(Figure contents as structured data)
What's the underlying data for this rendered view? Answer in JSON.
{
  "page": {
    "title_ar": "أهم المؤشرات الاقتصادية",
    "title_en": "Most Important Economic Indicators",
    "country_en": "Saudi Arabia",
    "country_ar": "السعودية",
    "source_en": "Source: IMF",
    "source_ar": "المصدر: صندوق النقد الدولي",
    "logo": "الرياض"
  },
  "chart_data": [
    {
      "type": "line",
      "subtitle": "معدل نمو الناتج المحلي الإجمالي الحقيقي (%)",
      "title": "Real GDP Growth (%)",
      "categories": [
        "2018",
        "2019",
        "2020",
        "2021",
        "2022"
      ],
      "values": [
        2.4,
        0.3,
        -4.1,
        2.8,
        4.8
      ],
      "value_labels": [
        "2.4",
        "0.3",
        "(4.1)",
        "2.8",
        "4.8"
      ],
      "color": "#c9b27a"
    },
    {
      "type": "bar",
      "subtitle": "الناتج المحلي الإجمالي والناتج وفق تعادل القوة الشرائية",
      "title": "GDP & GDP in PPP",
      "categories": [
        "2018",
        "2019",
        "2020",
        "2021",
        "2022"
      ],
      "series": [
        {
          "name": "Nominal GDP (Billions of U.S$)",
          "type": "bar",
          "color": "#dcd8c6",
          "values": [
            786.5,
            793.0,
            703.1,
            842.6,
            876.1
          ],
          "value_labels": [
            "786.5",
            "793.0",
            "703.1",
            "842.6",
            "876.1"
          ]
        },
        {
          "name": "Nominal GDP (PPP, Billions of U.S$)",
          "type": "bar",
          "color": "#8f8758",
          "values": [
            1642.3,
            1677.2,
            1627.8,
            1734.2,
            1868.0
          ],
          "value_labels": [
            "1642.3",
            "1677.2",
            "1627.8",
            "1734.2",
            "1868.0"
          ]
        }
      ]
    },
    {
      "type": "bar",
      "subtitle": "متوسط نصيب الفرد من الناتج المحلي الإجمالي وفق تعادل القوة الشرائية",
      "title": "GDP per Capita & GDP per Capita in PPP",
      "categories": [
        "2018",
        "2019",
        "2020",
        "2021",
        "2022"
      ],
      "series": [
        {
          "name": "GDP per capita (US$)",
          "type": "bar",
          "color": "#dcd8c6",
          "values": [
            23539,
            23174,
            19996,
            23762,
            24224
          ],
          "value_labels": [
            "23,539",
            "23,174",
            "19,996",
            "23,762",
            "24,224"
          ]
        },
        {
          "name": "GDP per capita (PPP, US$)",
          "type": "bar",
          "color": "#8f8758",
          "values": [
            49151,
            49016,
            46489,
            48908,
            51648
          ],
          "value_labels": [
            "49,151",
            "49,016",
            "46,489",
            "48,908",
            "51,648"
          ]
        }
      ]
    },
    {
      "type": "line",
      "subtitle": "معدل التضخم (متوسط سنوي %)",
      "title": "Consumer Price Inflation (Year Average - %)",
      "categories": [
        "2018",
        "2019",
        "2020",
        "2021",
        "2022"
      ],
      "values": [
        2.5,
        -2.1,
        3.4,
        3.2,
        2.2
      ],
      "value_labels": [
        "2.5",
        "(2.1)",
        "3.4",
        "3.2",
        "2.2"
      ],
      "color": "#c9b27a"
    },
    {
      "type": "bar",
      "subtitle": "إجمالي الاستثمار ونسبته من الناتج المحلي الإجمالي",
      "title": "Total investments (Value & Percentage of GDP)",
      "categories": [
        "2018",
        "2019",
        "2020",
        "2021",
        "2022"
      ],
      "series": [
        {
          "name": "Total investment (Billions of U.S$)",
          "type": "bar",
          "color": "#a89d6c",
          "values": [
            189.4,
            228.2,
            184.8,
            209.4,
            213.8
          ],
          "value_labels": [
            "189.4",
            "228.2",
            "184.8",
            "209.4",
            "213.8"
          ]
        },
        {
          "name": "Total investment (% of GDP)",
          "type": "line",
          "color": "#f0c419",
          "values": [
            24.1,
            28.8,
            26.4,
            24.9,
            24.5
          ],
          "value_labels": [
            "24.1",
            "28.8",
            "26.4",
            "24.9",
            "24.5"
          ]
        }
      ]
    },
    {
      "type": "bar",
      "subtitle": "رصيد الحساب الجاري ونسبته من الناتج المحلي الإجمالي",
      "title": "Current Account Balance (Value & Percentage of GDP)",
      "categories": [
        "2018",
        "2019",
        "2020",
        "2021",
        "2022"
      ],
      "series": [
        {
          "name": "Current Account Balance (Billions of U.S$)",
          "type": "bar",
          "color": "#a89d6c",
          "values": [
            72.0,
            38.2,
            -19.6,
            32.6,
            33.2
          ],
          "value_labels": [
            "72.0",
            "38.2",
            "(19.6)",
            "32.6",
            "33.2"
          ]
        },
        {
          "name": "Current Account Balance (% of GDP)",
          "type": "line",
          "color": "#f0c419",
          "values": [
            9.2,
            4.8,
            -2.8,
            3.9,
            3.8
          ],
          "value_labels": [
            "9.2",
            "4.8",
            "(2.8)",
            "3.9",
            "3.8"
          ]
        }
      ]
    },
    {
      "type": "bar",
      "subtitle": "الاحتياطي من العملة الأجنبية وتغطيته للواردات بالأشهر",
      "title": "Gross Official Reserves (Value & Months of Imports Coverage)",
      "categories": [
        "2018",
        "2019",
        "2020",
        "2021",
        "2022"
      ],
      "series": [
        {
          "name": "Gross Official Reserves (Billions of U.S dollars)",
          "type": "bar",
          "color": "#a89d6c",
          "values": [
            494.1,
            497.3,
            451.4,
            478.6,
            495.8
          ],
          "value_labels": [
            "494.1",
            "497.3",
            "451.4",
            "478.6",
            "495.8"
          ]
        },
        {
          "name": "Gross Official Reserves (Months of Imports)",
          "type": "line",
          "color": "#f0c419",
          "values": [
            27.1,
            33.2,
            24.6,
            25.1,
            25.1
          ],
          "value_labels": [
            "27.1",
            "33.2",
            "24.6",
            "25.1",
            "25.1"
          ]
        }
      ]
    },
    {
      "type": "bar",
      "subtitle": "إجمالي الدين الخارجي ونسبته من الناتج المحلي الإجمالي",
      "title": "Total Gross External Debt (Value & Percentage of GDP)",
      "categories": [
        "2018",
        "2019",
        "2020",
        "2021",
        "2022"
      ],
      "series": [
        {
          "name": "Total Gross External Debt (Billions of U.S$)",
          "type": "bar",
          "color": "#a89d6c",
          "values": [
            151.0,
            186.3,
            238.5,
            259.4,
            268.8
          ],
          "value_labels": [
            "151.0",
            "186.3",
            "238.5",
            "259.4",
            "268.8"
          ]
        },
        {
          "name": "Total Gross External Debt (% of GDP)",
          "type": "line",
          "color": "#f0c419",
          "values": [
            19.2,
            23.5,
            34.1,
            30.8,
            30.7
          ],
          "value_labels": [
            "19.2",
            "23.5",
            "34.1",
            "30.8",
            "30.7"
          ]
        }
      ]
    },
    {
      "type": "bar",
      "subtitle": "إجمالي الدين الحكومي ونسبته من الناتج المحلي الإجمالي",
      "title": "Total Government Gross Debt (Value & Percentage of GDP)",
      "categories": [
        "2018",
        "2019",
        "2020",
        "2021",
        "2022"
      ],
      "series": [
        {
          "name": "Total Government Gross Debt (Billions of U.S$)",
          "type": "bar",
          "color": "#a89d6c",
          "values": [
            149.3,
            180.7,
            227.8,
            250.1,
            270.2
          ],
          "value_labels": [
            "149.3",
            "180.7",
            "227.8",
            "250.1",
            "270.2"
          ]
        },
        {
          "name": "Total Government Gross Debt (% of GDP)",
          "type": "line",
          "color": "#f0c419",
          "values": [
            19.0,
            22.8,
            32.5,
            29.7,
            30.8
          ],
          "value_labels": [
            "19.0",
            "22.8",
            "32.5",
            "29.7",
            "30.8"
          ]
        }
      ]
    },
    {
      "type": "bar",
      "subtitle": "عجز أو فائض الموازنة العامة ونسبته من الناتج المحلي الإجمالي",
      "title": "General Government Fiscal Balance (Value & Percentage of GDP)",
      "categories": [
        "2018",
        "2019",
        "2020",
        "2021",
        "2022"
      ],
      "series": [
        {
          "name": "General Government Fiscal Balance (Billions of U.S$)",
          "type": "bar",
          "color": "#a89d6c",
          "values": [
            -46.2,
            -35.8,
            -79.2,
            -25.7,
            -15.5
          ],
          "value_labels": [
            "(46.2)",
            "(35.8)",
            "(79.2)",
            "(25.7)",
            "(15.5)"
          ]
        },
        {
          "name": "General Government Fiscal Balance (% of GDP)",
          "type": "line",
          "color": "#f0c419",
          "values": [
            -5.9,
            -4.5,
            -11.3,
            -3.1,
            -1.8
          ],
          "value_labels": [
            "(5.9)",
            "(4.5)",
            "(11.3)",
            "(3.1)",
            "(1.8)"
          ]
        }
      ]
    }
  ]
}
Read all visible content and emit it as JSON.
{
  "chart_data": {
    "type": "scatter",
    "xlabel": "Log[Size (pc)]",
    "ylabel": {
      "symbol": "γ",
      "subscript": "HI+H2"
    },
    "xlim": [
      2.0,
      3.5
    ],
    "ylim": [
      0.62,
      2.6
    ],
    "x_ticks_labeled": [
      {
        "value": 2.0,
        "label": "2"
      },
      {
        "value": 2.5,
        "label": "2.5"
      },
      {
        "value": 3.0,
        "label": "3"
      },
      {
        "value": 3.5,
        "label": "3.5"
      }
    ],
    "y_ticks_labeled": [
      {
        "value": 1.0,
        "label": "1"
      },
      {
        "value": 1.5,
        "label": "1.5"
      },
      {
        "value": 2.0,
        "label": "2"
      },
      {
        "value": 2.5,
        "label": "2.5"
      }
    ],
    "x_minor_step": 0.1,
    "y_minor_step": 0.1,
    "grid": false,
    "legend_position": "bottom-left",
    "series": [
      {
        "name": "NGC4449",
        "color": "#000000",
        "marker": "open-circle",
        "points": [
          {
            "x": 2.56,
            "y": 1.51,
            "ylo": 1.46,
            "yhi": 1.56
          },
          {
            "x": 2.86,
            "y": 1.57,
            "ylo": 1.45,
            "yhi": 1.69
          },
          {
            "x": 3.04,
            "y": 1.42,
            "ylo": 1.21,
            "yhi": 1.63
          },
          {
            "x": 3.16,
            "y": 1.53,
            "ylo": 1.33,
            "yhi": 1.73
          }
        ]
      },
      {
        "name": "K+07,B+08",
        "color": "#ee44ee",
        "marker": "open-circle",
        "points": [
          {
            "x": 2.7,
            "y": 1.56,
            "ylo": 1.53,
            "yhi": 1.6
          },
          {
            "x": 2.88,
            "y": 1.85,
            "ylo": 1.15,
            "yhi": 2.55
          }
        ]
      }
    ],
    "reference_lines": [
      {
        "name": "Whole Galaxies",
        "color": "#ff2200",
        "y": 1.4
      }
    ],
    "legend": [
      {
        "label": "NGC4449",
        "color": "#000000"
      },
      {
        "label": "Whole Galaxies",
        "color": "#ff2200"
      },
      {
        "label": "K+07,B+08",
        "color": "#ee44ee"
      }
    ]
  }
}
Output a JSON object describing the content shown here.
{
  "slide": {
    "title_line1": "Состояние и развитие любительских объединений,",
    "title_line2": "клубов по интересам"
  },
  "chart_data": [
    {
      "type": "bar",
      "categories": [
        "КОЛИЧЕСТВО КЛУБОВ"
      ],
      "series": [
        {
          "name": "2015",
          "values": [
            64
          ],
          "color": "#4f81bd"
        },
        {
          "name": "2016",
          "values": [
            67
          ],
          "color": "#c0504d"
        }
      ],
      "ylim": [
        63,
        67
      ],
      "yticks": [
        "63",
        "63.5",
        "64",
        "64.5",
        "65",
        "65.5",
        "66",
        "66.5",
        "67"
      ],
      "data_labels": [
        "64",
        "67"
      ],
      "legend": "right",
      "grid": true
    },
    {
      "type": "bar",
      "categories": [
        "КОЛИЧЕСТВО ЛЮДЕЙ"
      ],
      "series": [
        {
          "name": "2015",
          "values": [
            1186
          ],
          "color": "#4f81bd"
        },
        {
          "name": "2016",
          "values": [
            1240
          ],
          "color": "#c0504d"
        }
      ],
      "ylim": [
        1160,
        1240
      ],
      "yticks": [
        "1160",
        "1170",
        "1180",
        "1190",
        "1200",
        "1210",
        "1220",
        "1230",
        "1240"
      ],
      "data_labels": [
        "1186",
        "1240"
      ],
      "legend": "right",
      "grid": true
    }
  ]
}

The problem — Output the line that contains "Output a JSON", followed by every later line in the listing, with no line omitted and none added.

Response to this task —
Output a JSON object describing the content shown here.
{
  "slide": {
    "title_line1": "Состояние и развитие любительских объединений,",
    "title_line2": "клубов по интересам"
  },
  "chart_data": [
    {
      "type": "bar",
      "categories": [
        "КОЛИЧЕСТВО КЛУБОВ"
      ],
      "series": [
        {
          "name": "2015",
          "values": [
            64
          ],
          "color": "#4f81bd"
        },
        {
          "name": "2016",
          "values": [
            67
          ],
          "color": "#c0504d"
        }
      ],
      "ylim": [
        63,
        67
      ],
      "yticks": [
        "63",
        "63.5",
        "64",
        "64.5",
        "65",
        "65.5",
        "66",
        "66.5",
        "67"
      ],
      "data_labels": [
        "64",
        "67"
      ],
      "legend": "right",
      "grid": true
    },
    {
      "type": "bar",
      "categories": [
        "КОЛИЧЕСТВО ЛЮДЕЙ"
      ],
      "series": [
        {
          "name": "2015",
          "values": [
            1186
          ],
          "color": "#4f81bd"
        },
        {
          "name": "2016",
          "values": [
            1240
          ],
          "color": "#c0504d"
        }
      ],
      "ylim": [
        1160,
        1240
      ],
      "yticks": [
        "1160",
        "1170",
        "1180",
        "1190",
        "1200",
        "1210",
        "1220",
        "1230",
        "1240"
      ],
      "data_labels": [
        "1186",
        "1240"
      ],
      "legend": "right",
      "grid": true
    }
  ]
}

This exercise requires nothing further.